PROBLEM DETAILS
Recast every line of the listing below as a JSON list of strings, with one string per line and no blank lines. Leave the pictures out.

DATA PROVIDED
──────────

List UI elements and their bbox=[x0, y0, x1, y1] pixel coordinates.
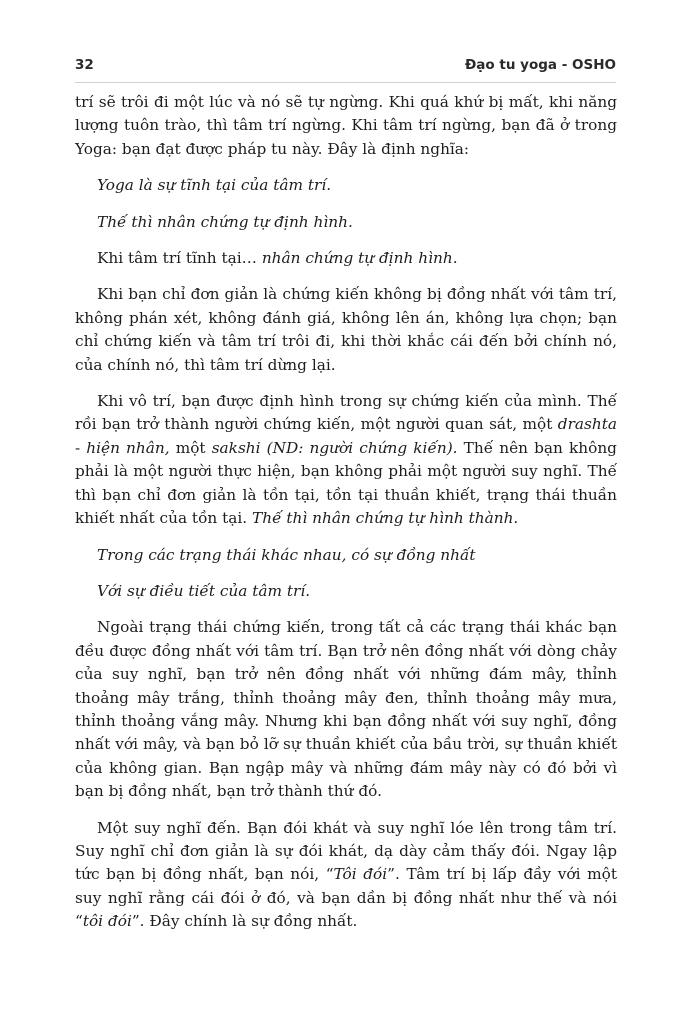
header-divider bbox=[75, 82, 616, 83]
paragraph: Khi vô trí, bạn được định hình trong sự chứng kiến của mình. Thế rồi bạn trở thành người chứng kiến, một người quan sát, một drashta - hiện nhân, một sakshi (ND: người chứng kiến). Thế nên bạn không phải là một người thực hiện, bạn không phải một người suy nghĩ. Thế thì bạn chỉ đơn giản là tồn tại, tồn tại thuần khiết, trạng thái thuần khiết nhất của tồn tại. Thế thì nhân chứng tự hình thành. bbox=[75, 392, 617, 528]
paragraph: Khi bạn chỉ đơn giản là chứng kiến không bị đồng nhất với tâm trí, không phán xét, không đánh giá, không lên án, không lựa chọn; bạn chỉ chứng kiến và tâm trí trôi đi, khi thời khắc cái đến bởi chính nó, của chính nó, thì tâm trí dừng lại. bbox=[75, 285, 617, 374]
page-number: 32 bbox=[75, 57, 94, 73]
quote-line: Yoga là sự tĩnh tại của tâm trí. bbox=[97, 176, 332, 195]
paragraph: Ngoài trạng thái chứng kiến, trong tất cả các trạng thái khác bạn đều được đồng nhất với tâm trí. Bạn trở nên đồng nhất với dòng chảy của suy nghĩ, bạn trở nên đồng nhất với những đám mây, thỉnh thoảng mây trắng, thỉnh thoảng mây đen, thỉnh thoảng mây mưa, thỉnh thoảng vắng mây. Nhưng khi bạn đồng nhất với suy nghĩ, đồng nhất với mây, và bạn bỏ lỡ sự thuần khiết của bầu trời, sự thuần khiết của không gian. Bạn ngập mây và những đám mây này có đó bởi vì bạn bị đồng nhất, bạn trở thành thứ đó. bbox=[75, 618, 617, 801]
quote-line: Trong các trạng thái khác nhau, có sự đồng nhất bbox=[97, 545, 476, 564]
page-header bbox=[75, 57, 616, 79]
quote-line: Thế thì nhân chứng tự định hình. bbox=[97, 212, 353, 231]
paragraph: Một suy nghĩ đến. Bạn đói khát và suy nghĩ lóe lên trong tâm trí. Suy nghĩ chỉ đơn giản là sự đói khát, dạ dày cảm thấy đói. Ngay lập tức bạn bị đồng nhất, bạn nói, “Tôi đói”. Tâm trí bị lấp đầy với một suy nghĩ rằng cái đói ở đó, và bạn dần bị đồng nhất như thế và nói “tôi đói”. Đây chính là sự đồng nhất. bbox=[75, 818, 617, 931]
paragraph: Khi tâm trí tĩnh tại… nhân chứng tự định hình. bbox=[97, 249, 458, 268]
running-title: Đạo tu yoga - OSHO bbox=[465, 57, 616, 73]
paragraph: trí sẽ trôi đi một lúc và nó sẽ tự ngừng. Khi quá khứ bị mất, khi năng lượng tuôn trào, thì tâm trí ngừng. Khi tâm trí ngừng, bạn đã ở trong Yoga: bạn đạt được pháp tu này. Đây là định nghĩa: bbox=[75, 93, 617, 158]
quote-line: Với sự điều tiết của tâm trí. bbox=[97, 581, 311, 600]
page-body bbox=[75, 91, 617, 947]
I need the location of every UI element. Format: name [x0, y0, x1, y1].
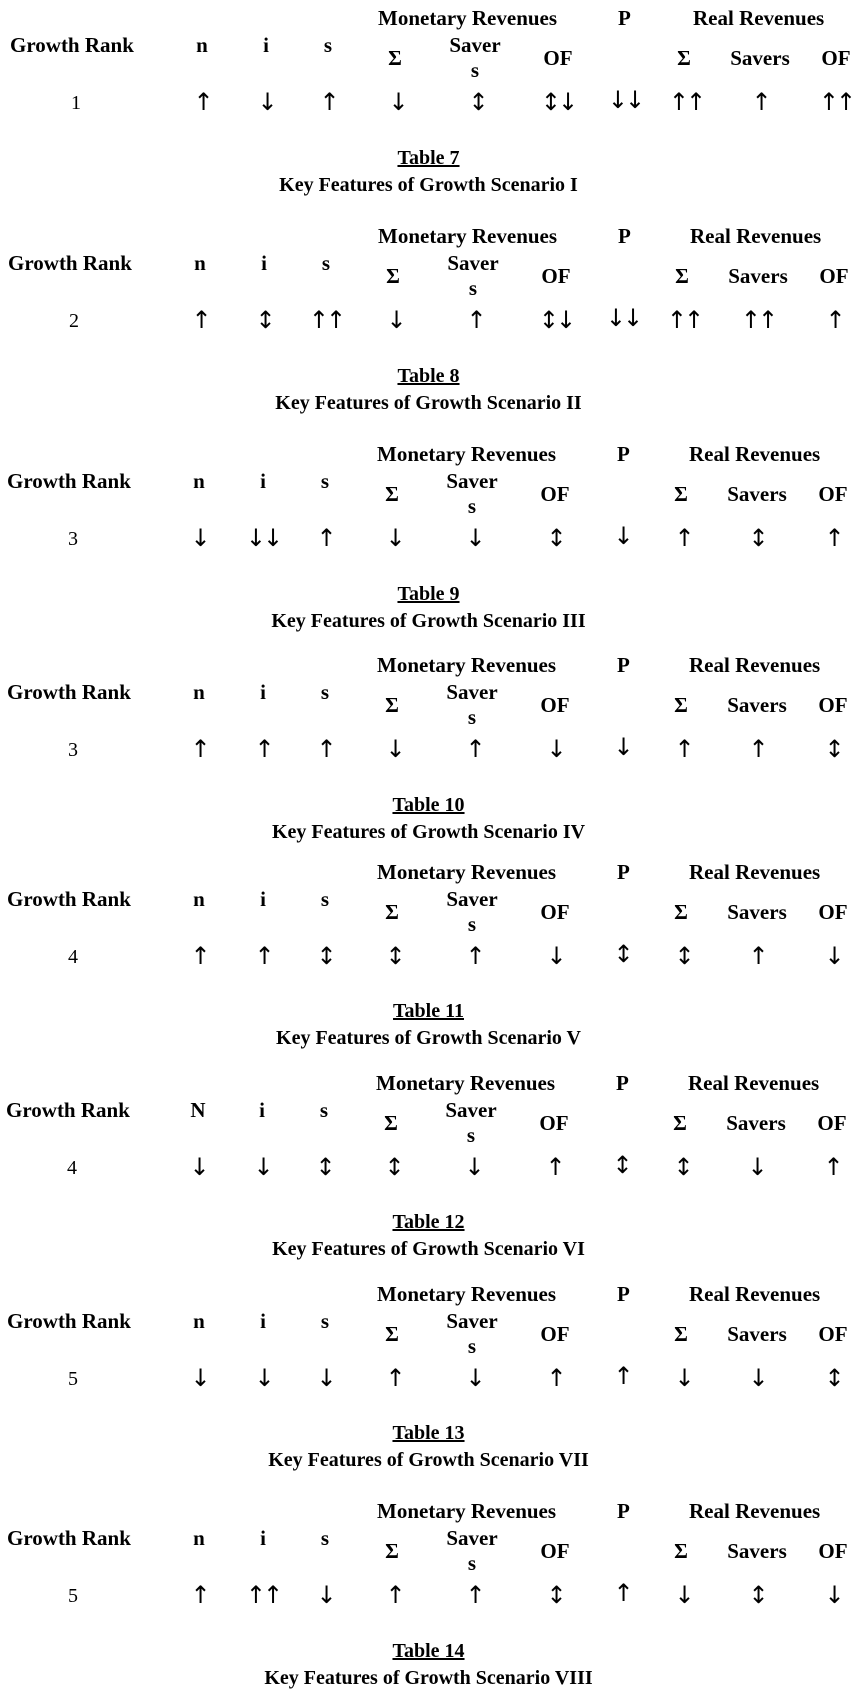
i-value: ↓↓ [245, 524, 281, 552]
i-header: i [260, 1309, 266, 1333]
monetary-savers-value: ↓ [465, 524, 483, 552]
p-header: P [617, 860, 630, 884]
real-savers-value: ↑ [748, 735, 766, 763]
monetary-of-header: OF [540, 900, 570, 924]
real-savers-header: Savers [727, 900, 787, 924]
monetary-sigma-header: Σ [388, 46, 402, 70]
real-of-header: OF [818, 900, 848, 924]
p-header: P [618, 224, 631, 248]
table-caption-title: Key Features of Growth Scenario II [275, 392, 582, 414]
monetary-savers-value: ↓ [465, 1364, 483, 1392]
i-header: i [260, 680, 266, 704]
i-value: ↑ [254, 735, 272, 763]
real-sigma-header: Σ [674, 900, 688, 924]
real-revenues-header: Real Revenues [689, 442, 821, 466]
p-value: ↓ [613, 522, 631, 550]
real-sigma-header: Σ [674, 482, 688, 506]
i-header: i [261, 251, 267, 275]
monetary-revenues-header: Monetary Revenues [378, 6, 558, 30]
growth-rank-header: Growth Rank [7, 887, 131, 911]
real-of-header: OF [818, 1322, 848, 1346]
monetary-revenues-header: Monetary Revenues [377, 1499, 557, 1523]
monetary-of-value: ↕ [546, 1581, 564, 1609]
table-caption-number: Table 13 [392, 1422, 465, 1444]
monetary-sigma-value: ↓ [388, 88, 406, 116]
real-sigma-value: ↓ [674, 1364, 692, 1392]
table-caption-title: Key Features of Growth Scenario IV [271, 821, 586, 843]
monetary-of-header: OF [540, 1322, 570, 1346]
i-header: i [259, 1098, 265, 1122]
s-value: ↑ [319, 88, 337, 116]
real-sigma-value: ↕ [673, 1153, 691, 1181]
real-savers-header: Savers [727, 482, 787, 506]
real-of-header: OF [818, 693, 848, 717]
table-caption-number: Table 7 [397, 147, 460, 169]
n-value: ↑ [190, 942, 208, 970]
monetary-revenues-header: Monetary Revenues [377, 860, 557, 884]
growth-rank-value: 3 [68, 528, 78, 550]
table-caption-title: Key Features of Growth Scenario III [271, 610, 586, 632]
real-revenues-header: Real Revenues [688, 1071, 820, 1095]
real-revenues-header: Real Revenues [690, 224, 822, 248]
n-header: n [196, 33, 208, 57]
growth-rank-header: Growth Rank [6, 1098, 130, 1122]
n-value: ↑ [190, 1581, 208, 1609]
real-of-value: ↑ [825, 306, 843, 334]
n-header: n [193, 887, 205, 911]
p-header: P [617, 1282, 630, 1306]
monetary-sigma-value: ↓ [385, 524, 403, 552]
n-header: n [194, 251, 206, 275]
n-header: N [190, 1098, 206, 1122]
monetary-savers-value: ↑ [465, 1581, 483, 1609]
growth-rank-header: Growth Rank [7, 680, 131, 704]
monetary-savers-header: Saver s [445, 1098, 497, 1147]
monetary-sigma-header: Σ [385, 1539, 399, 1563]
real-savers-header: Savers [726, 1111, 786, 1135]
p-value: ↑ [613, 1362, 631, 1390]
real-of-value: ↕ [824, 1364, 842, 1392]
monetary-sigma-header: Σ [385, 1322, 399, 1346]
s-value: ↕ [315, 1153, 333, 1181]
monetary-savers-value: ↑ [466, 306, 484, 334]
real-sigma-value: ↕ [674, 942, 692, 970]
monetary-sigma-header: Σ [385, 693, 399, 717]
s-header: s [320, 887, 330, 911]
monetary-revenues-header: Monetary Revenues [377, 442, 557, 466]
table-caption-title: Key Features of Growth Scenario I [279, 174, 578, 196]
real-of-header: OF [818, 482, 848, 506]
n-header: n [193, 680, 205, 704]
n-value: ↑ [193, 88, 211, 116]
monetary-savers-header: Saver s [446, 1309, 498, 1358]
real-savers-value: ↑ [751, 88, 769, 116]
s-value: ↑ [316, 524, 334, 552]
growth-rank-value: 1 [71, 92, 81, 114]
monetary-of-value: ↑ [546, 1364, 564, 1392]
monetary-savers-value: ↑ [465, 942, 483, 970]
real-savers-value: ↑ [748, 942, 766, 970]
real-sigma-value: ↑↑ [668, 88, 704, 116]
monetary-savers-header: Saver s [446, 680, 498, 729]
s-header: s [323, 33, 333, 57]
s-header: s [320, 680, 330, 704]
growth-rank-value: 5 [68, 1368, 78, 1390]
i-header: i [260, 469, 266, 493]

──────────

FINAL ANSWER
[
  "List UI elements and their bbox=[x0, y0, x1, y1] pixel coordinates.",
  "header-divider bbox=[75, 82, 616, 83]",
  "paragraph: Khi vô trí, bạn được định hình trong sự chứng kiến của mình. Thế rồi bạn trở thành người chứng kiến, một người quan sát, một drashta - hiện nhân, một sakshi (ND: người chứng kiến). Thế nên bạn không phải là một người thực hiện, bạn không phải một người suy nghĩ. Thế thì bạn chỉ đơn giản là tồn tại, tồn tại thuần khiết, trạng thái thuần khiết nhất của tồn tại. Thế thì nhân chứng tự hình thành. bbox=[75, 392, 617, 528]",
  "paragraph: Khi bạn chỉ đơn giản là chứng kiến không bị đồng nhất với tâm trí, không phán xét, không đánh giá, không lên án, không lựa chọn; bạn chỉ chứng kiến và tâm trí trôi đi, khi thời khắc cái đến bởi chính nó, của chính nó, thì tâm trí dừng lại. bbox=[75, 285, 617, 374]",
  "page-number: 32 bbox=[75, 57, 94, 73]",
  "quote-line: Yoga là sự tĩnh tại của tâm trí. bbox=[97, 176, 332, 195]",
  "paragraph: Ngoài trạng thái chứng kiến, trong tất cả các trạng thái khác bạn đều được đồng nhất với tâm trí. Bạn trở nên đồng nhất với dòng chảy của suy nghĩ, bạn trở nên đồng nhất với những đám mây, thỉnh thoảng mây trắng, thỉnh thoảng mây đen, thỉnh thoảng mây mưa, thỉnh thoảng vắng mây. Nhưng khi bạn đồng nhất với suy nghĩ, đồng nhất với mây, và bạn bỏ lỡ sự thuần khiết của bầu trời, sự thuần khiết của không gian. Bạn ngập mây và những đám mây này có đó bởi vì bạn bị đồng nhất, bạn trở thành thứ đó. bbox=[75, 618, 617, 801]",
  "quote-line: Trong các trạng thái khác nhau, có sự đồng nhất bbox=[97, 545, 476, 564]",
  "page-header bbox=[75, 57, 616, 79]",
  "quote-line: Thế thì nhân chứng tự định hình. bbox=[97, 212, 353, 231]",
  "paragraph: Một suy nghĩ đến. Bạn đói khát và suy nghĩ lóe lên trong tâm trí. Suy nghĩ chỉ đơn giản là sự đói khát, dạ dày cảm thấy đói. Ngay lập tức bạn bị đồng nhất, bạn nói, “Tôi đói”. Tâm trí bị lấp đầy với một suy nghĩ rằng cái đói ở đó, và bạn dần bị đồng nhất như thế và nói “tôi đói”. Đây chính là sự đồng nhất. bbox=[75, 818, 617, 931]",
  "paragraph: Khi tâm trí tĩnh tại… nhân chứng tự định hình. bbox=[97, 249, 458, 268]",
  "running-title: Đạo tu yoga - OSHO bbox=[465, 57, 616, 73]",
  "paragraph: trí sẽ trôi đi một lúc và nó sẽ tự ngừng. Khi quá khứ bị mất, khi năng lượng tuôn trào, thì tâm trí ngừng. Khi tâm trí ngừng, bạn đã ở trong Yoga: bạn đạt được pháp tu này. Đây là định nghĩa: bbox=[75, 93, 617, 158]",
  "quote-line: Với sự điều tiết của tâm trí. bbox=[97, 581, 311, 600]",
  "page-body bbox=[75, 91, 617, 947]",
  "I need the location of every UI element. Format: name [x0, y0, x1, y1].",
  "i-value: ↓↓ [245, 524, 281, 552]",
  "i-header: i [260, 1309, 266, 1333]",
  "monetary-savers-value: ↓ [465, 524, 483, 552]",
  "p-header: P [617, 860, 630, 884]",
  "real-savers-value: ↑ [748, 735, 766, 763]",
  "monetary-of-header: OF [540, 900, 570, 924]",
  "real-savers-header: Savers [727, 900, 787, 924]",
  "monetary-sigma-header: Σ [388, 46, 402, 70]",
  "real-of-header: OF [818, 900, 848, 924]",
  "p-header: P [618, 224, 631, 248]",
  "table-caption-title: Key Features of Growth Scenario II [275, 392, 582, 414]",
  "monetary-savers-value: ↓ [465, 1364, 483, 1392]",
  "i-header: i [260, 680, 266, 704]",
  "i-value: ↑ [254, 735, 272, 763]",
  "real-sigma-header: Σ [674, 900, 688, 924]",
  "real-revenues-header: Real Revenues [689, 442, 821, 466]",
  "p-value: ↓ [613, 522, 631, 550]",
  "real-sigma-header: Σ [674, 482, 688, 506]",
  "i-header: i [261, 251, 267, 275]",
  "monetary-revenues-header: Monetary Revenues [378, 6, 558, 30]",
  "growth-rank-header: Growth Rank [7, 887, 131, 911]",
  "real-of-header: OF [818, 1322, 848, 1346]",
  "monetary-revenues-header: Monetary Revenues [377, 1499, 557, 1523]",
  "monetary-of-value: ↕ [546, 1581, 564, 1609]",
  "table-caption-number: Table 13 [392, 1422, 465, 1444]",
  "monetary-sigma-value: ↓ [388, 88, 406, 116]",
  "real-sigma-value: ↓ [674, 1364, 692, 1392]",
  "table-caption-title: Key Features of Growth Scenario IV [271, 821, 586, 843]",
  "monetary-of-header: OF [540, 1322, 570, 1346]",
  "i-header: i [259, 1098, 265, 1122]",
  "s-value: ↑ [319, 88, 337, 116]",
  "real-sigma-value: ↕ [673, 1153, 691, 1181]",
  "real-savers-header: Savers [727, 482, 787, 506]",
  "real-of-header: OF [818, 693, 848, 717]",
  "table-caption-number: Table 7 [397, 147, 460, 169]",
  "n-value: ↑ [190, 942, 208, 970]",
  "monetary-revenues-header: Monetary Revenues [377, 860, 557, 884]",
  "growth-rank-value: 3 [68, 528, 78, 550]",
  "table-caption-title: Key Features of Growth Scenario III [271, 610, 586, 632]",
  "real-revenues-header: Real Revenues [688, 1071, 820, 1095]",
  "real-revenues-header: Real Revenues [690, 224, 822, 248]",
  "n-header: n [196, 33, 208, 57]",
  "growth-rank-header: Growth Rank [6, 1098, 130, 1122]",
  "n-value: ↑ [190, 1581, 208, 1609]",
  "real-of-value: ↑ [825, 306, 843, 334]",
  "n-header: n [193, 887, 205, 911]",
  "p-header: P [617, 1282, 630, 1306]",
  "monetary-sigma-value: ↓ [385, 524, 403, 552]",
  "n-header: n [194, 251, 206, 275]",
  "n-header: N [190, 1098, 206, 1122]",
  "monetary-savers-value: ↑ [465, 1581, 483, 1609]",
  "growth-rank-header: Growth Rank [7, 680, 131, 704]",
  "monetary-savers-header: Saver s [445, 1098, 497, 1147]",
  "monetary-sigma-header: Σ [385, 1539, 399, 1563]",
  "real-savers-header: Savers [726, 1111, 786, 1135]",
  "p-value: ↑ [613, 1362, 631, 1390]",
  "real-of-value: ↕ [824, 1364, 842, 1392]",
  "monetary-sigma-header: Σ [385, 1322, 399, 1346]",
  "s-value: ↕ [315, 1153, 333, 1181]",
  "monetary-savers-value: ↑ [466, 306, 484, 334]",
  "real-sigma-value: ↕ [674, 942, 692, 970]",
  "monetary-sigma-header: Σ [385, 693, 399, 717]",
  "s-header: s [320, 887, 330, 911]",
  "monetary-revenues-header: Monetary Revenues [377, 442, 557, 466]",
  "table-caption-title: Key Features of Growth Scenario I [279, 174, 578, 196]",
  "real-of-header: OF [818, 482, 848, 506]",
  "n-header: n [193, 680, 205, 704]",
  "n-value: ↑ [193, 88, 211, 116]",
  "monetary-savers-header: Saver s [446, 1309, 498, 1358]",
  "real-savers-value: ↑ [751, 88, 769, 116]",
  "s-value: ↑ [316, 524, 334, 552]",
  "growth-rank-value: 1 [71, 92, 81, 114]",
  "monetary-of-value: ↑ [546, 1364, 564, 1392]",
  "monetary-savers-value: ↑ [465, 942, 483, 970]",
  "real-savers-value: ↑ [748, 942, 766, 970]",
  "real-sigma-value: ↑↑ [668, 88, 704, 116]",
  "monetary-savers-header: Saver s [446, 680, 498, 729]",
  "s-header: s [323, 33, 333, 57]",
  "s-header: s [320, 680, 330, 704]",
  "growth-rank-value: 5 [68, 1368, 78, 1390]",
  "i-header: i [260, 469, 266, 493]"
]